[Records to use]
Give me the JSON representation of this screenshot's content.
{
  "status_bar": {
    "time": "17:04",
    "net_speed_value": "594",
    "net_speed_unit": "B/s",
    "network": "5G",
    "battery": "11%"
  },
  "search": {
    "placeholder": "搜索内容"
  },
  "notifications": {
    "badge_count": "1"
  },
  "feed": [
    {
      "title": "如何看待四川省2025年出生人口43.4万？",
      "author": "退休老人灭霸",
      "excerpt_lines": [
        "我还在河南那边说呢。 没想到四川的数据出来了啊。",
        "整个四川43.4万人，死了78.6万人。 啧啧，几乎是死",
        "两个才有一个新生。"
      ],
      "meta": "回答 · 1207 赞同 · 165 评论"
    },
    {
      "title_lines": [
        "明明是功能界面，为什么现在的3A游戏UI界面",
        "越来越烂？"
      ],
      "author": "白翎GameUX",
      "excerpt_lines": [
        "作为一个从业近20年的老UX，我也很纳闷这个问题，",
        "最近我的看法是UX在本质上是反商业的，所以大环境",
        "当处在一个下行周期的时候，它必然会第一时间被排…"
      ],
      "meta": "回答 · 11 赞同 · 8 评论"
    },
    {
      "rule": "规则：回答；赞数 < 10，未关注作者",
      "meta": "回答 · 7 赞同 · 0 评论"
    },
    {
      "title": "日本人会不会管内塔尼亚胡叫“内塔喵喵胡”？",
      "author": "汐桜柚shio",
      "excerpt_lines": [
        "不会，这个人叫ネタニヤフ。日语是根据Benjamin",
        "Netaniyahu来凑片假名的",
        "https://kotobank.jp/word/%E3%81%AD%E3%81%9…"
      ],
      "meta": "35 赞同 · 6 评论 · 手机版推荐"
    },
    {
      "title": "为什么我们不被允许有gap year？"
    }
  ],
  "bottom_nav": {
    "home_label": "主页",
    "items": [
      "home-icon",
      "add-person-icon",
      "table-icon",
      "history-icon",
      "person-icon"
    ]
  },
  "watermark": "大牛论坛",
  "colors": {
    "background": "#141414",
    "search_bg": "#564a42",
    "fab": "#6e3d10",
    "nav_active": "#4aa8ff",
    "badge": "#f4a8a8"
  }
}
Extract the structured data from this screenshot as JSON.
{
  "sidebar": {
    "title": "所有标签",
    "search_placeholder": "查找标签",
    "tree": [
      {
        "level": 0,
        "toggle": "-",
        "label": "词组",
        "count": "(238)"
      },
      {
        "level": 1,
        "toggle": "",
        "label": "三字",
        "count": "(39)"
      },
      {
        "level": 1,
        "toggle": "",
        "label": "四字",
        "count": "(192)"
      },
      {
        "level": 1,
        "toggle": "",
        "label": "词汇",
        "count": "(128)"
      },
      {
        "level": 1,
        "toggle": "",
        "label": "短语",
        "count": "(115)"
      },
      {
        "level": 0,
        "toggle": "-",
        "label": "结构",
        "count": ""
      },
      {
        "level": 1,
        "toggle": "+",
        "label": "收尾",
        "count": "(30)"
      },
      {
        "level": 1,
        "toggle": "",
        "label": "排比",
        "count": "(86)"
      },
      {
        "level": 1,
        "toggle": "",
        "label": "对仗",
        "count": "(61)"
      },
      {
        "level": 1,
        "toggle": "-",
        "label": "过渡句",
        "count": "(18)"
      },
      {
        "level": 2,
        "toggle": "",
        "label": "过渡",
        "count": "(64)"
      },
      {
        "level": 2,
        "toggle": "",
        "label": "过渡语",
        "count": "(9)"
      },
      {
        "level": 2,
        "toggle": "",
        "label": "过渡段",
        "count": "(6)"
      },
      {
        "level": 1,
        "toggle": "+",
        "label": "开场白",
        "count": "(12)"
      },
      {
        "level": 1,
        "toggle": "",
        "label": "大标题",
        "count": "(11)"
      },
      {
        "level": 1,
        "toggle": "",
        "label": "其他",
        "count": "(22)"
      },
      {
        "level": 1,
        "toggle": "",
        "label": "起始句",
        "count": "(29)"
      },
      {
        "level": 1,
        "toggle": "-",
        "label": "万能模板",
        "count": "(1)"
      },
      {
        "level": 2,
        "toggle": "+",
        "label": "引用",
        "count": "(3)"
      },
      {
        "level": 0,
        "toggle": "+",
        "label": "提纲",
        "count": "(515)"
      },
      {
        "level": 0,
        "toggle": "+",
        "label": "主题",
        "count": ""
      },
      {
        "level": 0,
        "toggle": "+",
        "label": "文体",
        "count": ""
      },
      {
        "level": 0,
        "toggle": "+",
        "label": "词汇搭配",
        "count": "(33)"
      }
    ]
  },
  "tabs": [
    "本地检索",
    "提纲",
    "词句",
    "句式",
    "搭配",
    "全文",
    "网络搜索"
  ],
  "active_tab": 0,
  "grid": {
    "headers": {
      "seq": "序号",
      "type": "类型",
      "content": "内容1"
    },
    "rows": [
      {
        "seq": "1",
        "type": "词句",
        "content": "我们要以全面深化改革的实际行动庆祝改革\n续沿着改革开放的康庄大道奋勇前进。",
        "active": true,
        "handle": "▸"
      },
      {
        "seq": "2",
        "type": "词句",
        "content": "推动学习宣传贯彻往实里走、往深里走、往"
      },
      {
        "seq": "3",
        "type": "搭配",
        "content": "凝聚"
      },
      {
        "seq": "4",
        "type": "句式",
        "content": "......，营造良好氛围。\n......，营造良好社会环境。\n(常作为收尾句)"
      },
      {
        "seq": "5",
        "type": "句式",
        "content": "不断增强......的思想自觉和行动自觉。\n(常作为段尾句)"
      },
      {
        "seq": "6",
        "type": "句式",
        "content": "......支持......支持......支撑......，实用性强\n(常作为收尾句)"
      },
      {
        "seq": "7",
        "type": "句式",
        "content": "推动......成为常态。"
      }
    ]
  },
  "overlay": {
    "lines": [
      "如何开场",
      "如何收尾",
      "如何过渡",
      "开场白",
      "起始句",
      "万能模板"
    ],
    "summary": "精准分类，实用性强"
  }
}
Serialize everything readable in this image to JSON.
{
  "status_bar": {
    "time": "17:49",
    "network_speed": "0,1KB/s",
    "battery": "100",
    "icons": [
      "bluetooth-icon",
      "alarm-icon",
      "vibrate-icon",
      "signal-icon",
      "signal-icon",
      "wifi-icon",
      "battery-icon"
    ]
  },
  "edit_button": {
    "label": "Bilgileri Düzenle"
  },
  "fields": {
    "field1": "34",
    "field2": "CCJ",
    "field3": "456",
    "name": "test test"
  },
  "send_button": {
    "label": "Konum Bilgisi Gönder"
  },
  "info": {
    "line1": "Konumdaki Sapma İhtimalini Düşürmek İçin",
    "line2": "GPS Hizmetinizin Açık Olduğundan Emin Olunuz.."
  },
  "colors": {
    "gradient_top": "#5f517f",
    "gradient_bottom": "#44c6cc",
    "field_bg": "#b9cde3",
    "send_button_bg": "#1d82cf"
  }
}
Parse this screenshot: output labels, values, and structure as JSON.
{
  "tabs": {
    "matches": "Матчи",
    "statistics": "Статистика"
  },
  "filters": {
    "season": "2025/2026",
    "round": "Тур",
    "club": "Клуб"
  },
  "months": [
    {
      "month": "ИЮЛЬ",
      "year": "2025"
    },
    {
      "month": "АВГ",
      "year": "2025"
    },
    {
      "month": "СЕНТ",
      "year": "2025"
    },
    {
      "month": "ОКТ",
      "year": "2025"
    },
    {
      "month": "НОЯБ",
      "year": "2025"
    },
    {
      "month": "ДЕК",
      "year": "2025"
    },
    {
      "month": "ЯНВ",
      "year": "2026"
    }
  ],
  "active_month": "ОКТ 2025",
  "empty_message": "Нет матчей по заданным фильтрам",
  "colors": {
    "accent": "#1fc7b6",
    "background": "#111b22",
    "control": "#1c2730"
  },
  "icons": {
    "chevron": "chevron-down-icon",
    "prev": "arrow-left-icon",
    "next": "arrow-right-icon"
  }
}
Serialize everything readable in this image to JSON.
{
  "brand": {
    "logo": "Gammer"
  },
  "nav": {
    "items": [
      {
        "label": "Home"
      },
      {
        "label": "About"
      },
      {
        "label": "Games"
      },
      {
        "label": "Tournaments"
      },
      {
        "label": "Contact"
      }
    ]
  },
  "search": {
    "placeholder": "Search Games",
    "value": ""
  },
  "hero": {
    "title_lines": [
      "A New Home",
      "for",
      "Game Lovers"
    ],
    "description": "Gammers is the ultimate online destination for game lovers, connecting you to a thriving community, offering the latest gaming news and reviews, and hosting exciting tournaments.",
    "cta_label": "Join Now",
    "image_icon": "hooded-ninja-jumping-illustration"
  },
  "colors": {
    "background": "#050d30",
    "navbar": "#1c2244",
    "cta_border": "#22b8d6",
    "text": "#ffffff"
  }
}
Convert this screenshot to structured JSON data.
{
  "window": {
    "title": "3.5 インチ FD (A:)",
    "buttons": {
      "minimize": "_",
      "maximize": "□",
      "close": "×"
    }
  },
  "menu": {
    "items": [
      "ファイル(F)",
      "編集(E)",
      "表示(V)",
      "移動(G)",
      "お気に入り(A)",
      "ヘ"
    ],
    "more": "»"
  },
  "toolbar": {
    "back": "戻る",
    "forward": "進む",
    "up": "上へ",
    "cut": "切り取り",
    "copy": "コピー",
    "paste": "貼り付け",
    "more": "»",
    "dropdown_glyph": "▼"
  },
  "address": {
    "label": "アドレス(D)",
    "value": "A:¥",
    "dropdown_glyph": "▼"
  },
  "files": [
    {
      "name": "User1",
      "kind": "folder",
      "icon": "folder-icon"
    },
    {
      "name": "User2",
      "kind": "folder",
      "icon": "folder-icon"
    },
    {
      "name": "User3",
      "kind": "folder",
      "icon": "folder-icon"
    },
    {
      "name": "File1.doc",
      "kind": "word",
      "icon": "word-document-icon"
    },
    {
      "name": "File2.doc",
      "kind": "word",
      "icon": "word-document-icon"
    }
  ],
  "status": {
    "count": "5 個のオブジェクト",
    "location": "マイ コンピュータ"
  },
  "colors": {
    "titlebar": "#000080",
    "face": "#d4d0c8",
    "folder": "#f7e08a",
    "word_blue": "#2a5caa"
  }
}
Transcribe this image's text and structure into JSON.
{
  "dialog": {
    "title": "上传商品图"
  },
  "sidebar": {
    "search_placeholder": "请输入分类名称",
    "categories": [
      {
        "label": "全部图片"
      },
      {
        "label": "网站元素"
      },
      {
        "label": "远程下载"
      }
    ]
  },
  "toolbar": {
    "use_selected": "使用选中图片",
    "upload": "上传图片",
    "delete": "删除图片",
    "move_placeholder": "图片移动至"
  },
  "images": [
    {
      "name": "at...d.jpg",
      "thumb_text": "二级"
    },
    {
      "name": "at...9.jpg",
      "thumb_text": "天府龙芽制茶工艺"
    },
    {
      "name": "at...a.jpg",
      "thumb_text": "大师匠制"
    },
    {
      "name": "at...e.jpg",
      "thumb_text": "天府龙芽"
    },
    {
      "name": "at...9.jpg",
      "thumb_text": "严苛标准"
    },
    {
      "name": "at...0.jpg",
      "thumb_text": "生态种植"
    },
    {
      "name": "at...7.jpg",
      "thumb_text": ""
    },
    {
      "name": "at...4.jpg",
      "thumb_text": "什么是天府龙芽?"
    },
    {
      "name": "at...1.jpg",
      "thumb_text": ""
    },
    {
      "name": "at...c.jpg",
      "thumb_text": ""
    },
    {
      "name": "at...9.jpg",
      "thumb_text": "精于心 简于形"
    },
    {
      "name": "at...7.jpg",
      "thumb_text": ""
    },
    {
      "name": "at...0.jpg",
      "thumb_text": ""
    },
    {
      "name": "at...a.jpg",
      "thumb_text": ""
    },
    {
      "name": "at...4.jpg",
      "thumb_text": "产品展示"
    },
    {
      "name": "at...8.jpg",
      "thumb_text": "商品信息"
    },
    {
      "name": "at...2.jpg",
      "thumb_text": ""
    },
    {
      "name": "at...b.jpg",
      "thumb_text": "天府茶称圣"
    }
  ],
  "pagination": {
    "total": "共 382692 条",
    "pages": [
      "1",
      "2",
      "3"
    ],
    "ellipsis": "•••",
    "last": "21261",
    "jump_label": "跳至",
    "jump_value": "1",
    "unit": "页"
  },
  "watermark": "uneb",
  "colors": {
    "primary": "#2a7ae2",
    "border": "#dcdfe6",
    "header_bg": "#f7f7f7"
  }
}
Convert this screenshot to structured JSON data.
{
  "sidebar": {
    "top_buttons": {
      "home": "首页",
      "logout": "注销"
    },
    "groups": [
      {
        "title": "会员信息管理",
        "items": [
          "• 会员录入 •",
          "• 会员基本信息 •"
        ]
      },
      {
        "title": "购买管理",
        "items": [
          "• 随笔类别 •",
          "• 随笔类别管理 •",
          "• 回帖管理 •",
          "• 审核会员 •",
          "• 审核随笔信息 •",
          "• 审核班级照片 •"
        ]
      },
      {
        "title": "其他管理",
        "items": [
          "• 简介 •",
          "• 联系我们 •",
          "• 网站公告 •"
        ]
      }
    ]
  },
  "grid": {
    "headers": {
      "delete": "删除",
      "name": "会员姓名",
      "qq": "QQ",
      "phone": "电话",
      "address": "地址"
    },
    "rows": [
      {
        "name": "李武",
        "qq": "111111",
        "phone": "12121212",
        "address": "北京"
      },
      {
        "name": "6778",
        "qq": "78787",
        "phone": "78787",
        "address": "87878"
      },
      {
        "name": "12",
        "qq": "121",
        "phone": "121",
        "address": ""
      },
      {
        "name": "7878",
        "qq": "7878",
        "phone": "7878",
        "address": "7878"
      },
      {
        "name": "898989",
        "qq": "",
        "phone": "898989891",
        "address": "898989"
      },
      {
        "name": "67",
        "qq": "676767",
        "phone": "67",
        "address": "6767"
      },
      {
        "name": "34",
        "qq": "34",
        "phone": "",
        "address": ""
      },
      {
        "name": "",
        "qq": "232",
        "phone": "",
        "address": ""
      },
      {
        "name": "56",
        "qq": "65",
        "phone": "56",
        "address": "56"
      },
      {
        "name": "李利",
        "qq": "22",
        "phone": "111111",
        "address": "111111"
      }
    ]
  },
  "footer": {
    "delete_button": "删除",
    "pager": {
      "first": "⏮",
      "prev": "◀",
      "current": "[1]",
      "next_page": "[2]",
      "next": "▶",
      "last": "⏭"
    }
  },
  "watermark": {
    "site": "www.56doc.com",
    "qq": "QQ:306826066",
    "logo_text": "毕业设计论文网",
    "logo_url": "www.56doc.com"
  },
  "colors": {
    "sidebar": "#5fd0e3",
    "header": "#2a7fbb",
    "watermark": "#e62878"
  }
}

[Problem description] For the string "content", count the lines of the entries above that include it; answer with the number only.

[Solution to this problem] 9